* start DATA FOR THIS EXERCISE *

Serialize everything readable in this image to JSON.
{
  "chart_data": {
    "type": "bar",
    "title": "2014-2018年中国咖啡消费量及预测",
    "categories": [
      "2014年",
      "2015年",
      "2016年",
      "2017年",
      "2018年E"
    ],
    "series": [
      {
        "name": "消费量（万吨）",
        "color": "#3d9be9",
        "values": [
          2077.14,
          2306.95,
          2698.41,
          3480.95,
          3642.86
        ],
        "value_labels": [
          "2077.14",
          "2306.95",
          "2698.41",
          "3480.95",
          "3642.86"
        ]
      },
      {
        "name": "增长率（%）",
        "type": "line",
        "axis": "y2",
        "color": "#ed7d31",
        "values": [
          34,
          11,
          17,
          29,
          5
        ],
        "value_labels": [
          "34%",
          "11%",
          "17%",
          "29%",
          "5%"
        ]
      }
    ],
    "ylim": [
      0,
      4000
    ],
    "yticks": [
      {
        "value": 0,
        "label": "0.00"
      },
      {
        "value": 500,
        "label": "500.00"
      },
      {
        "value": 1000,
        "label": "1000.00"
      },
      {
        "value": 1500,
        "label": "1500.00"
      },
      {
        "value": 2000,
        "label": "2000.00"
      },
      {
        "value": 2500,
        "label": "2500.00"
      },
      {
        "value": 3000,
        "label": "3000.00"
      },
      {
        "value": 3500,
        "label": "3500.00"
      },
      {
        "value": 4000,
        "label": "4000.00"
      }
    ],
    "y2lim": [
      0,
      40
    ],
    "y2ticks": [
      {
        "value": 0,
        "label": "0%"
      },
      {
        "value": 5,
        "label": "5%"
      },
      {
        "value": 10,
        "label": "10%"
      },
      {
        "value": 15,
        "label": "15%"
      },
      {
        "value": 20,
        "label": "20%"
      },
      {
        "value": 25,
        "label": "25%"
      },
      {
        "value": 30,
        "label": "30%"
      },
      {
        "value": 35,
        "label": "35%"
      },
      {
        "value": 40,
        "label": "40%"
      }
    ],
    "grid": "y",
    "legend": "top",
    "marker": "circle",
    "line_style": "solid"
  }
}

* end DATA FOR THIS EXERCISE *

> _BRIEF_
Print every line of the records exactly. Omit nothing.

> _IN RESPONSE_
Serialize everything readable in this image to JSON.
{
  "chart_data": {
    "type": "bar",
    "title": "2014-2018年中国咖啡消费量及预测",
    "categories": [
      "2014年",
      "2015年",
      "2016年",
      "2017年",
      "2018年E"
    ],
    "series": [
      {
        "name": "消费量（万吨）",
        "color": "#3d9be9",
        "values": [
          2077.14,
          2306.95,
          2698.41,
          3480.95,
          3642.86
        ],
        "value_labels": [
          "2077.14",
          "2306.95",
          "2698.41",
          "3480.95",
          "3642.86"
        ]
      },
      {
        "name": "增长率（%）",
        "type": "line",
        "axis": "y2",
        "color": "#ed7d31",
        "values": [
          34,
          11,
          17,
          29,
          5
        ],
        "value_labels": [
          "34%",
          "11%",
          "17%",
          "29%",
          "5%"
        ]
      }
    ],
    "ylim": [
      0,
      4000
    ],
    "yticks": [
      {
        "value": 0,
        "label": "0.00"
      },
      {
        "value": 500,
        "label": "500.00"
      },
      {
        "value": 1000,
        "label": "1000.00"
      },
      {
        "value": 1500,
        "label": "1500.00"
      },
      {
        "value": 2000,
        "label": "2000.00"
      },
      {
        "value": 2500,
        "label": "2500.00"
      },
      {
        "value": 3000,
        "label": "3000.00"
      },
      {
        "value": 3500,
        "label": "3500.00"
      },
      {
        "value": 4000,
        "label": "4000.00"
      }
    ],
    "y2lim": [
      0,
      40
    ],
    "y2ticks": [
      {
        "value": 0,
        "label": "0%"
      },
      {
        "value": 5,
        "label": "5%"
      },
      {
        "value": 10,
        "label": "10%"
      },
      {
        "value": 15,
        "label": "15%"
      },
      {
        "value": 20,
        "label": "20%"
      },
      {
        "value": 25,
        "label": "25%"
      },
      {
        "value": 30,
        "label": "30%"
      },
      {
        "value": 35,
        "label": "35%"
      },
      {
        "value": 40,
        "label": "40%"
      }
    ],
    "grid": "y",
    "legend": "top",
    "marker": "circle",
    "line_style": "solid"
  }
}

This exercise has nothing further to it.